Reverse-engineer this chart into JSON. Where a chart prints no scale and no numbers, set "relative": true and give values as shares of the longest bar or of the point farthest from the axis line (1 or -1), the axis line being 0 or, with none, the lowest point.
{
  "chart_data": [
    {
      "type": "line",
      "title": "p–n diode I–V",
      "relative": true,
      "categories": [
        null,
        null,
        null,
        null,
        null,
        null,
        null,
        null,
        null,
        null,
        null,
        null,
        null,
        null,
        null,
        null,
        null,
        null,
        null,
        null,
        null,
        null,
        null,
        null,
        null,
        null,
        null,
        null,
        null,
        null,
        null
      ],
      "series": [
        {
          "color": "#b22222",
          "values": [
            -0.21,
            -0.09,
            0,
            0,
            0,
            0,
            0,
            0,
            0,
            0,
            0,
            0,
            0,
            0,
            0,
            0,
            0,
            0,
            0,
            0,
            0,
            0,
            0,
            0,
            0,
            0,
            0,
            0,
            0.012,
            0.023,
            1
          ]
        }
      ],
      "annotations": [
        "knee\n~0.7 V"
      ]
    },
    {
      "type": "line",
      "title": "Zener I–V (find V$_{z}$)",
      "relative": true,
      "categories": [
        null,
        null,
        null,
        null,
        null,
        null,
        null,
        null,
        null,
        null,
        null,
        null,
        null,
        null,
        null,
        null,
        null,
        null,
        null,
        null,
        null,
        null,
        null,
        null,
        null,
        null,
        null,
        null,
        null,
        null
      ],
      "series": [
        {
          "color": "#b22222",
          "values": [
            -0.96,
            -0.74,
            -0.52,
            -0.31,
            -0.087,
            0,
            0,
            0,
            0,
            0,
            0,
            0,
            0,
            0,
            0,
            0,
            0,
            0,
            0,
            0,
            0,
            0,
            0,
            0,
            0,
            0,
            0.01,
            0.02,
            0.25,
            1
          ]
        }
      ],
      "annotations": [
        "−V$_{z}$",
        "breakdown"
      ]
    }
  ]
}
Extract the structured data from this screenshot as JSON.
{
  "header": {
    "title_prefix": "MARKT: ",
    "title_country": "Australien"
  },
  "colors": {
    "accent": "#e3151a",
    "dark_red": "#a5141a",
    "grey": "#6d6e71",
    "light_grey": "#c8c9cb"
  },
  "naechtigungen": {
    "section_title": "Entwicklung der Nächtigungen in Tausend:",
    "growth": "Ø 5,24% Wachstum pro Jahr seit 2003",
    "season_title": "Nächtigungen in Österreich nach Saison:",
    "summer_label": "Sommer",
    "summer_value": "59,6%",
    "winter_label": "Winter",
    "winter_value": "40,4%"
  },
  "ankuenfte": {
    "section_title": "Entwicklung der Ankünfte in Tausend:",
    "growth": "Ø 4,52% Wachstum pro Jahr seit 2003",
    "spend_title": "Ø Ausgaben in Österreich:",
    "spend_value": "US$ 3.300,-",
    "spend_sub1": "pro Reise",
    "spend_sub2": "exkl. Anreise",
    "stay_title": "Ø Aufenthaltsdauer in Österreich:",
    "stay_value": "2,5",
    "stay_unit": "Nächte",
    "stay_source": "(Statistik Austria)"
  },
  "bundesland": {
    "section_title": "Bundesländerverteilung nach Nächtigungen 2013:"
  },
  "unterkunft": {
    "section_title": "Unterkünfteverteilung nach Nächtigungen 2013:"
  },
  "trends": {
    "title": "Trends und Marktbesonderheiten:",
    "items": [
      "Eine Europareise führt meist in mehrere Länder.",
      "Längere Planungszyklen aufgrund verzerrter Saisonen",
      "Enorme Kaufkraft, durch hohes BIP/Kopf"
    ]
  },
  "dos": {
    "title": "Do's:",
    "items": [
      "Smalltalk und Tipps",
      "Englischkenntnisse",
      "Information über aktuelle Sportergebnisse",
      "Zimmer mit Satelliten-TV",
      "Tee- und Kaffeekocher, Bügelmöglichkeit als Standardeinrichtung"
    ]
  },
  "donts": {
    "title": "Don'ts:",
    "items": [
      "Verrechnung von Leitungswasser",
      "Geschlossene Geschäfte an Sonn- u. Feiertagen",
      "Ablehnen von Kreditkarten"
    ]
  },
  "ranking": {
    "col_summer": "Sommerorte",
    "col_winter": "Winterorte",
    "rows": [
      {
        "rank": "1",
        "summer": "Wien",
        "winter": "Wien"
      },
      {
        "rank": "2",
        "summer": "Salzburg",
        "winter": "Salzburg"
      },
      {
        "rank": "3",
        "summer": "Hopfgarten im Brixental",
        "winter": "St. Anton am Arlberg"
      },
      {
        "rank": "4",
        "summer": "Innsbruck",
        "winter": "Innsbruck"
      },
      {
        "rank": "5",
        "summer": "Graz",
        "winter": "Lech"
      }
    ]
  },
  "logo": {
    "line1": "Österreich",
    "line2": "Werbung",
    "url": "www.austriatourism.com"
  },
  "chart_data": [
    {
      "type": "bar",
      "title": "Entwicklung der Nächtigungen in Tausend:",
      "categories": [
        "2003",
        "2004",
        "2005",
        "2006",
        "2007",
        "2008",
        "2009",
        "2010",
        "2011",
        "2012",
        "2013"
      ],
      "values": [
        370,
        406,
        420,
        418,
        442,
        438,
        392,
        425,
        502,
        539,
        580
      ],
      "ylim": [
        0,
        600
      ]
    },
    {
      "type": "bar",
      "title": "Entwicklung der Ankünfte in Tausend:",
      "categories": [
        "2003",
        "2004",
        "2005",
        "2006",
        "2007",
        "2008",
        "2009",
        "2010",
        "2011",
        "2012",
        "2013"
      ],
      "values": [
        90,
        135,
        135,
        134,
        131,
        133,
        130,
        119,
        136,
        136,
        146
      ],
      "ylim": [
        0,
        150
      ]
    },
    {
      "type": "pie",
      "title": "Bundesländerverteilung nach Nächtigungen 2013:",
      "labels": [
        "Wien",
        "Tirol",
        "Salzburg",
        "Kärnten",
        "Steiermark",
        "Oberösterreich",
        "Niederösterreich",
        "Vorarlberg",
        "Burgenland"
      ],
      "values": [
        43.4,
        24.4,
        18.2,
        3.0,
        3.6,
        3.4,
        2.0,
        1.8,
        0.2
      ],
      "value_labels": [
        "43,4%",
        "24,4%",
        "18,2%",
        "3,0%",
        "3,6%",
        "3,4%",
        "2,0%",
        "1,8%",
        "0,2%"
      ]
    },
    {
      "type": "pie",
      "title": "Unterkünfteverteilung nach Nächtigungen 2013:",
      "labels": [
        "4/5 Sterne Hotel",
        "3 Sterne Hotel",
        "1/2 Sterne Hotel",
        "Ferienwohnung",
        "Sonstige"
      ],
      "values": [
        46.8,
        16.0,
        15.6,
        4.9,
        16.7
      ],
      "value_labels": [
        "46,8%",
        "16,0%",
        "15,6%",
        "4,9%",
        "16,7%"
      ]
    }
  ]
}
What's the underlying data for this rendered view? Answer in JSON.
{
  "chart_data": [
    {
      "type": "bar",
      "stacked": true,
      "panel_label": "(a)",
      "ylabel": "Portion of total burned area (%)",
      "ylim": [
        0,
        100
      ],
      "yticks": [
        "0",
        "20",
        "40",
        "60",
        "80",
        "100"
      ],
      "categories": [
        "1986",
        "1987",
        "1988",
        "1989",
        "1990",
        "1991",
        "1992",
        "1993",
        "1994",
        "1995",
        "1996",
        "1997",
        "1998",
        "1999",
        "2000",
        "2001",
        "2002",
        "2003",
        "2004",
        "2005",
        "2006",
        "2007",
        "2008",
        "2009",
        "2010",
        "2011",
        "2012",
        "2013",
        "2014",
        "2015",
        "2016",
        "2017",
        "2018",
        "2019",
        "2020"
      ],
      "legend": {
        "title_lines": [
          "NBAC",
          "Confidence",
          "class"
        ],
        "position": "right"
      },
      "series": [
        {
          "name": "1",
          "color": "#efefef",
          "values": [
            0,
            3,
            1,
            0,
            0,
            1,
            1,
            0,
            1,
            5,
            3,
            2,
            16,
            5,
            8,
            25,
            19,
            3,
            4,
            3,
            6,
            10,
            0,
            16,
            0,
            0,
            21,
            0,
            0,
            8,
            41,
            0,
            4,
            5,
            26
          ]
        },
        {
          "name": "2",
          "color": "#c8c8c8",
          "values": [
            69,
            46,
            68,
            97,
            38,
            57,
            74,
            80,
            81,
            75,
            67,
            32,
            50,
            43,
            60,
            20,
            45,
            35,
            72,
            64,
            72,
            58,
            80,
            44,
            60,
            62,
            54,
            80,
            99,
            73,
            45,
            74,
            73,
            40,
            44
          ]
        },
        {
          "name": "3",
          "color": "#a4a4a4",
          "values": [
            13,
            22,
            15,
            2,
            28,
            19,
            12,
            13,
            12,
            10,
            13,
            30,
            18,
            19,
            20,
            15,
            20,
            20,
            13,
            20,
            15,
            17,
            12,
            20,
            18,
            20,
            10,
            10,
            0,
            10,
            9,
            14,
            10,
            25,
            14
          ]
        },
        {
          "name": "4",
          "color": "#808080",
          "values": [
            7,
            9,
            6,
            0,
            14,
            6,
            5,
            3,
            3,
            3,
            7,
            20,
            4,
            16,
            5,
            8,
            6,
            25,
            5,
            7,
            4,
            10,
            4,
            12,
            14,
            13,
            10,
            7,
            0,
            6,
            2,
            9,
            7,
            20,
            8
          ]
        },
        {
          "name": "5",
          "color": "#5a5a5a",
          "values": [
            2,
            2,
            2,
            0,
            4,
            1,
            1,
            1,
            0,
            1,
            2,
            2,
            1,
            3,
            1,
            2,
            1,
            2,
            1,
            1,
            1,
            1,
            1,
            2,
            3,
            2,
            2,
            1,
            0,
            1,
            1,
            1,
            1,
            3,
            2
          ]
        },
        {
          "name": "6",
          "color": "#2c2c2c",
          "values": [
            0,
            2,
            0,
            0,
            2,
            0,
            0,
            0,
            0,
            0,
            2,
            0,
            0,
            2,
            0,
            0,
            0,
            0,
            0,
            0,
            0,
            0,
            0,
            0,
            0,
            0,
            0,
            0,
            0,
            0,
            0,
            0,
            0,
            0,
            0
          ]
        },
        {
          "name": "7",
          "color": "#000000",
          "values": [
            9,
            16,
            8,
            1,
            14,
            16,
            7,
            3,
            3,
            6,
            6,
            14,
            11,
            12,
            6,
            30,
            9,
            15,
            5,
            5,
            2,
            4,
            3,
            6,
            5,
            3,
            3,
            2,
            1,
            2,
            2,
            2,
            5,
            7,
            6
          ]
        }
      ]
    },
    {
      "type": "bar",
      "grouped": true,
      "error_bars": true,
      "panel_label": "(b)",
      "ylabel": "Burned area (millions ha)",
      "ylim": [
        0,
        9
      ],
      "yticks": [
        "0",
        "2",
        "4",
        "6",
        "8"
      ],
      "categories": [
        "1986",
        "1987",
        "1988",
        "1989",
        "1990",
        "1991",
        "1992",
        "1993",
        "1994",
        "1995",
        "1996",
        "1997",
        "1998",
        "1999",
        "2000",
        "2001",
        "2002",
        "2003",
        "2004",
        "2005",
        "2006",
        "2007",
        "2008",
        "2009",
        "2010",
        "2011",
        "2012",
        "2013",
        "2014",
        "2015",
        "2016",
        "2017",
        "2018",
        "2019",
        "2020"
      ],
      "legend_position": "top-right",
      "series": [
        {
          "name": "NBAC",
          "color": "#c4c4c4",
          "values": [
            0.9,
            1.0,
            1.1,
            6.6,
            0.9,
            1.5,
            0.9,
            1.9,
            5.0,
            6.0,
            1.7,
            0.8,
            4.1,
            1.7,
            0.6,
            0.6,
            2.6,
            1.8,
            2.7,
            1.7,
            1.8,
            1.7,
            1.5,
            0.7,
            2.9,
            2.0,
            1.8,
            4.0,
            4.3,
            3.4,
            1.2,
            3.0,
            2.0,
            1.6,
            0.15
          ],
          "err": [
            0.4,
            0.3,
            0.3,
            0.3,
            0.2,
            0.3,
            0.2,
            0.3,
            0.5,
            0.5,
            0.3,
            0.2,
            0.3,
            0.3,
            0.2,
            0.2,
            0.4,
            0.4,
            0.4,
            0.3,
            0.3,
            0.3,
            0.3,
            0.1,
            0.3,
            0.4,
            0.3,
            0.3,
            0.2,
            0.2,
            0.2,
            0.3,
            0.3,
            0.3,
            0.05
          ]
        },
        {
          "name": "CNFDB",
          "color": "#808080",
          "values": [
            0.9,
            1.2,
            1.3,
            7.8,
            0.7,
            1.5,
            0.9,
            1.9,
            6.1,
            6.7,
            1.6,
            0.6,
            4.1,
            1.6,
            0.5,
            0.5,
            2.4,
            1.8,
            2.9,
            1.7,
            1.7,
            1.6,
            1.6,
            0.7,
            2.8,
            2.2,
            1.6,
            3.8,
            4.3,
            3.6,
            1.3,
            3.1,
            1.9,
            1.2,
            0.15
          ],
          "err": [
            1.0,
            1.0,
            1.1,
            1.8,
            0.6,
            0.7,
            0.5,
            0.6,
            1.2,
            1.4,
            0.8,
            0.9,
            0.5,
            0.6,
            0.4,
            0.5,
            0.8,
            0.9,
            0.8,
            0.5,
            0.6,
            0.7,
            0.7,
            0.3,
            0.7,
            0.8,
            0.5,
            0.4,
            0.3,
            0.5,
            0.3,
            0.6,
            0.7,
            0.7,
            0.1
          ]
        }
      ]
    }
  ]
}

▶ **What you will do**
Scan the material line by line and report each one that contains "Salzburg".

▶ **Exercise response**
        "summer": "Salzburg",
        "winter": "Salzburg"
        "Salzburg",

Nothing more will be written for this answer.